• Your goal: Could you reproduce, character for character, the stretch of the material from its first line through the line that contains "login-nav-icon[interactable]: [1106, 8, 1126, 28]"?

• Exercise inputs:
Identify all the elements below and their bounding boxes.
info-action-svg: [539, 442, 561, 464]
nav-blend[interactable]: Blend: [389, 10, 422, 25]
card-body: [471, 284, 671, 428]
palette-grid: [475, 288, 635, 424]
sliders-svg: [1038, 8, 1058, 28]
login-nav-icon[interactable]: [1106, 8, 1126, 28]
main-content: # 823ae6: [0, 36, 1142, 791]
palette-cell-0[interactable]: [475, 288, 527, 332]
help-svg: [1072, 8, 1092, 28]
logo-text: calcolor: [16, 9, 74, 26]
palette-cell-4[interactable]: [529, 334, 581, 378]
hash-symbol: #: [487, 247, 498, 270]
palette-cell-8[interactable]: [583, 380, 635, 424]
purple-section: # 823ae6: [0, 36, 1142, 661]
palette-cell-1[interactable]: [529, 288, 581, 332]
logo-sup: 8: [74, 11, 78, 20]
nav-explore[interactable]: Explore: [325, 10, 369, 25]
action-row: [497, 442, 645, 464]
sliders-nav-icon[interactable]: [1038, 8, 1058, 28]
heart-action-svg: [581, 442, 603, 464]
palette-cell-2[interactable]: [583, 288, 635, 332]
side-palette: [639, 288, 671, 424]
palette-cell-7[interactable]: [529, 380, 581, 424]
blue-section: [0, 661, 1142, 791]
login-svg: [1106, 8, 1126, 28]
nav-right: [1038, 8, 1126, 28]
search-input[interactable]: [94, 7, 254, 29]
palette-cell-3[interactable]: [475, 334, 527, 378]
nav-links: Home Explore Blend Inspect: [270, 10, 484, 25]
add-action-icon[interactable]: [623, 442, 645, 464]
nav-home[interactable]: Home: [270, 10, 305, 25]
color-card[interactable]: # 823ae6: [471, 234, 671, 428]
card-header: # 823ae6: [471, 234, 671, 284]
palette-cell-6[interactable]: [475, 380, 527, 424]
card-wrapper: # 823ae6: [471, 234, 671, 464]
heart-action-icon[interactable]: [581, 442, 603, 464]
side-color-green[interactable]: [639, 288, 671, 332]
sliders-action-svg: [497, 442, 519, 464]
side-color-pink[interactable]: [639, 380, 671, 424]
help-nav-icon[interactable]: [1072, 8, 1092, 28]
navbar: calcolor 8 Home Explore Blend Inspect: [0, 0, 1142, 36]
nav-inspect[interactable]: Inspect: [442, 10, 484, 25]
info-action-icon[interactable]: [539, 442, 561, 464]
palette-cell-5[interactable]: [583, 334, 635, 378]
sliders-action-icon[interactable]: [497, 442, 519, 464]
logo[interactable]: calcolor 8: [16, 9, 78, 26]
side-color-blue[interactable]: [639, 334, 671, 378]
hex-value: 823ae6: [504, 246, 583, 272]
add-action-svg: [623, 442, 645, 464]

• Answer to the exercise:
Identify all the elements below and their bounding boxes.
info-action-svg: [539, 442, 561, 464]
nav-blend[interactable]: Blend: [389, 10, 422, 25]
card-body: [471, 284, 671, 428]
palette-grid: [475, 288, 635, 424]
sliders-svg: [1038, 8, 1058, 28]
login-nav-icon[interactable]: [1106, 8, 1126, 28]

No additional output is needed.